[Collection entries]
=-=-=-=-=
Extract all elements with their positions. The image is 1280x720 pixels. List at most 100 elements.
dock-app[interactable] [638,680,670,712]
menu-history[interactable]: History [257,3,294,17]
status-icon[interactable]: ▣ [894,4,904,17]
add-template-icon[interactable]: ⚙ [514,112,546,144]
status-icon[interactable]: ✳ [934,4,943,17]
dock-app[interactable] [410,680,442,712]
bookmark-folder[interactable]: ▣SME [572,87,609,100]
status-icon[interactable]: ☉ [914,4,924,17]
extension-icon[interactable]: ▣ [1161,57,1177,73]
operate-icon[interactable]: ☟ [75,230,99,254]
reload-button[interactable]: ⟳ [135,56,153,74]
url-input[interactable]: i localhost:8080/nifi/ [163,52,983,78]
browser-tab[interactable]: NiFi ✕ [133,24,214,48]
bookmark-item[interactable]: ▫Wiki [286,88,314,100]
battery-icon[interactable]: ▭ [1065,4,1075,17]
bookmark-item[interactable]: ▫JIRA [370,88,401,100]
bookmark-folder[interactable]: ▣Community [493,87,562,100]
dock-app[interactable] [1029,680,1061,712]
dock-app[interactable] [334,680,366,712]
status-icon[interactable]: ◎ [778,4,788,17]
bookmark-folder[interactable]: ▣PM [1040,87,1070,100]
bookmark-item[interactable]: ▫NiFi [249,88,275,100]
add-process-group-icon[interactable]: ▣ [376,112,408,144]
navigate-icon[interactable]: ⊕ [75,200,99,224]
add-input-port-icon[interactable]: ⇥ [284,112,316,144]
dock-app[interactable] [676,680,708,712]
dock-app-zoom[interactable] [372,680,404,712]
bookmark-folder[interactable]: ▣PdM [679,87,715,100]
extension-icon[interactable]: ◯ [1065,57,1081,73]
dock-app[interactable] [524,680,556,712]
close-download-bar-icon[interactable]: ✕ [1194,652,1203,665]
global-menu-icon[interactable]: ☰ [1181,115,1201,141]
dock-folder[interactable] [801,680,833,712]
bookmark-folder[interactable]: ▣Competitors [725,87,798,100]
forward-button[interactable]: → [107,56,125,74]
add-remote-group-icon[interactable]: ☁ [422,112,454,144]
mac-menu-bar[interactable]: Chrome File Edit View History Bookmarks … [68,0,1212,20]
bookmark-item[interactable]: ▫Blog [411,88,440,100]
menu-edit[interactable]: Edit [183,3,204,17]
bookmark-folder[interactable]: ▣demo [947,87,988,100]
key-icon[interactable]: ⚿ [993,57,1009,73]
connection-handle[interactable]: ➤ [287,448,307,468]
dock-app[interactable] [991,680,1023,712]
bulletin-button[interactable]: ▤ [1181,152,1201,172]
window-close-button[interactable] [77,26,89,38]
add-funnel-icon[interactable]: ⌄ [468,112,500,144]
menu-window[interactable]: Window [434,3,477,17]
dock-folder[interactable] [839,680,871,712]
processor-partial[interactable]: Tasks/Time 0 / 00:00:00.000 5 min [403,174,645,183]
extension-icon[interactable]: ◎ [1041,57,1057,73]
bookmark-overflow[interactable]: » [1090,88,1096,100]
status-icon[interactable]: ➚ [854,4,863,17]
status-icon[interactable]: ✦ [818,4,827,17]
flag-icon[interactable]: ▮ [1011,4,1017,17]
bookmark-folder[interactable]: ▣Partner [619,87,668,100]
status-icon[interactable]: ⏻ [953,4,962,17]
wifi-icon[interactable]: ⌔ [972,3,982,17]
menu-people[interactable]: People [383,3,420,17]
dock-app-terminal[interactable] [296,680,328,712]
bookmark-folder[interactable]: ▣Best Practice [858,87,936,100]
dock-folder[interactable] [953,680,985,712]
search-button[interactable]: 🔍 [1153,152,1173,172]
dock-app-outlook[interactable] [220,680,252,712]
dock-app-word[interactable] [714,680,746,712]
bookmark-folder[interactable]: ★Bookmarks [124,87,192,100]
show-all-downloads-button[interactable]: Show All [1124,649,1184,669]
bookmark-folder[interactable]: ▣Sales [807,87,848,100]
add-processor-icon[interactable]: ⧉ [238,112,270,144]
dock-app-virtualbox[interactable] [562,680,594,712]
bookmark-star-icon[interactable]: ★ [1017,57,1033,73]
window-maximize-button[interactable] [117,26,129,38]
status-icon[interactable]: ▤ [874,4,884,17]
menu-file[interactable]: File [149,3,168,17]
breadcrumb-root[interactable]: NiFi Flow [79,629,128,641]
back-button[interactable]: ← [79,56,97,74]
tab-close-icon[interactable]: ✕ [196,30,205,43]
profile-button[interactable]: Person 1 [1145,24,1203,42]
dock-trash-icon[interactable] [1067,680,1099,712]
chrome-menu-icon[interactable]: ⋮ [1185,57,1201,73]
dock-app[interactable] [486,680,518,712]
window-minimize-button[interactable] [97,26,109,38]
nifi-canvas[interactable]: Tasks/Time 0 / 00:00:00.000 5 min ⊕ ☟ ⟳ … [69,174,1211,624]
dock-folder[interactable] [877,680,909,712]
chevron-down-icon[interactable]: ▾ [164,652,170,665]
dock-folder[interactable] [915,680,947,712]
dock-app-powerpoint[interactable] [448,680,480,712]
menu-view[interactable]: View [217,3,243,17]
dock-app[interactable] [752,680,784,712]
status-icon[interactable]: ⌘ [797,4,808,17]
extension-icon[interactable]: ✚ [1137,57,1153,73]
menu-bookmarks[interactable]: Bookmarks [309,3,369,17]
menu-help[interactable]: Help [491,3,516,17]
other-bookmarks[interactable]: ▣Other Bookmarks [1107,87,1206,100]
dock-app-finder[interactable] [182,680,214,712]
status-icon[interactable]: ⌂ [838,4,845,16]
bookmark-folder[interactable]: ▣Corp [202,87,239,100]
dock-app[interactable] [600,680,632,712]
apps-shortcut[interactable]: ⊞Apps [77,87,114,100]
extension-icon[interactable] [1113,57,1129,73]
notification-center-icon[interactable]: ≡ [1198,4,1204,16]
=-=-=-=-=
» **EXERCISE**:
Reproduce the item above line for line, changing no character.

» **SOLUTION TO THIS PROBLEM**:
Extract all elements with their positions. The image is 1280x720 pixels. List at most 100 elements.
dock-app[interactable] [638,680,670,712]
menu-history[interactable]: History [257,3,294,17]
status-icon[interactable]: ▣ [894,4,904,17]
add-template-icon[interactable]: ⚙ [514,112,546,144]
status-icon[interactable]: ✳ [934,4,943,17]
dock-app[interactable] [410,680,442,712]
bookmark-folder[interactable]: ▣SME [572,87,609,100]
status-icon[interactable]: ☉ [914,4,924,17]
extension-icon[interactable]: ▣ [1161,57,1177,73]
operate-icon[interactable]: ☟ [75,230,99,254]
reload-button[interactable]: ⟳ [135,56,153,74]
url-input[interactable]: i localhost:8080/nifi/ [163,52,983,78]
browser-tab[interactable]: NiFi ✕ [133,24,214,48]
bookmark-item[interactable]: ▫Wiki [286,88,314,100]
battery-icon[interactable]: ▭ [1065,4,1075,17]
bookmark-item[interactable]: ▫JIRA [370,88,401,100]
bookmark-folder[interactable]: ▣Community [493,87,562,100]
dock-app[interactable] [1029,680,1061,712]
dock-app[interactable] [334,680,366,712]
status-icon[interactable]: ◎ [778,4,788,17]
bookmark-folder[interactable]: ▣PM [1040,87,1070,100]
bookmark-item[interactable]: ▫NiFi [249,88,275,100]
add-process-group-icon[interactable]: ▣ [376,112,408,144]
navigate-icon[interactable]: ⊕ [75,200,99,224]
add-input-port-icon[interactable]: ⇥ [284,112,316,144]
dock-app[interactable] [676,680,708,712]
dock-app-zoom[interactable] [372,680,404,712]
bookmark-folder[interactable]: ▣PdM [679,87,715,100]
extension-icon[interactable]: ◯ [1065,57,1081,73]
dock-app[interactable] [524,680,556,712]
close-download-bar-icon[interactable]: ✕ [1194,652,1203,665]
global-menu-icon[interactable]: ☰ [1181,115,1201,141]
dock-folder[interactable] [801,680,833,712]
bookmark-folder[interactable]: ▣Competitors [725,87,798,100]
forward-button[interactable]: → [107,56,125,74]
add-remote-group-icon[interactable]: ☁ [422,112,454,144]
mac-menu-bar[interactable]: Chrome File Edit View History Bookmarks … [68,0,1212,20]
bookmark-item[interactable]: ▫Blog [411,88,440,100]
menu-edit[interactable]: Edit [183,3,204,17]
bookmark-folder[interactable]: ▣demo [947,87,988,100]
key-icon[interactable]: ⚿ [993,57,1009,73]
connection-handle[interactable]: ➤ [287,448,307,468]
dock-app[interactable] [991,680,1023,712]
bulletin-button[interactable]: ▤ [1181,152,1201,172]
window-close-button[interactable] [77,26,89,38]
add-funnel-icon[interactable]: ⌄ [468,112,500,144]
menu-window[interactable]: Window [434,3,477,17]
dock-folder[interactable] [839,680,871,712]
processor-partial[interactable]: Tasks/Time 0 / 00:00:00.000 5 min [403,174,645,183]
extension-icon[interactable]: ◎ [1041,57,1057,73]
bookmark-overflow[interactable]: » [1090,88,1096,100]
status-icon[interactable]: ➚ [854,4,863,17]
status-icon[interactable]: ✦ [818,4,827,17]
flag-icon[interactable]: ▮ [1011,4,1017,17]
bookmark-folder[interactable]: ▣Partner [619,87,668,100]
status-icon[interactable]: ⏻ [953,4,962,17]
wifi-icon[interactable]: ⌔ [972,3,982,17]
menu-people[interactable]: People [383,3,420,17]
dock-app-terminal[interactable] [296,680,328,712]
bookmark-folder[interactable]: ▣Best Practice [858,87,936,100]
dock-folder[interactable] [953,680,985,712]
search-button[interactable]: 🔍 [1153,152,1173,172]
dock-app-outlook[interactable] [220,680,252,712]
dock-app-word[interactable] [714,680,746,712]
bookmark-folder[interactable]: ★Bookmarks [124,87,192,100]
show-all-downloads-button[interactable]: Show All [1124,649,1184,669]
bookmark-folder[interactable]: ▣Sales [807,87,848,100]
add-processor-icon[interactable]: ⧉ [238,112,270,144]
dock-app-virtualbox[interactable] [562,680,594,712]
bookmark-star-icon[interactable]: ★ [1017,57,1033,73]
window-maximize-button[interactable] [117,26,129,38]
status-icon[interactable]: ▤ [874,4,884,17]
menu-file[interactable]: File [149,3,168,17]
breadcrumb-root[interactable]: NiFi Flow [79,629,128,641]
back-button[interactable]: ← [79,56,97,74]
tab-close-icon[interactable]: ✕ [196,30,205,43]
profile-button[interactable]: Person 1 [1145,24,1203,42]
dock-trash-icon[interactable] [1067,680,1099,712]
chrome-menu-icon[interactable]: ⋮ [1185,57,1201,73]
dock-app[interactable] [486,680,518,712]
window-minimize-button[interactable] [97,26,109,38]
nifi-canvas[interactable]: Tasks/Time 0 / 00:00:00.000 5 min ⊕ ☟ ⟳ … [69,174,1211,624]
dock-folder[interactable] [877,680,909,712]
chevron-down-icon[interactable]: ▾ [164,652,170,665]
dock-folder[interactable] [915,680,947,712]
dock-app-powerpoint[interactable] [448,680,480,712]
menu-view[interactable]: View [217,3,243,17]
dock-app[interactable] [752,680,784,712]
status-icon[interactable]: ⌘ [797,4,808,17]
extension-icon[interactable]: ✚ [1137,57,1153,73]
menu-bookmarks[interactable]: Bookmarks [309,3,369,17]
menu-help[interactable]: Help [491,3,516,17]
other-bookmarks[interactable]: ▣Other Bookmarks [1107,87,1206,100]
dock-app-finder[interactable] [182,680,214,712]
status-icon[interactable]: ⌂ [838,4,845,16]
bookmark-folder[interactable]: ▣Corp [202,87,239,100]
dock-app[interactable] [600,680,632,712]
apps-shortcut[interactable]: ⊞Apps [77,87,114,100]
extension-icon[interactable] [1113,57,1129,73]
notification-center-icon[interactable]: ≡ [1198,4,1204,16]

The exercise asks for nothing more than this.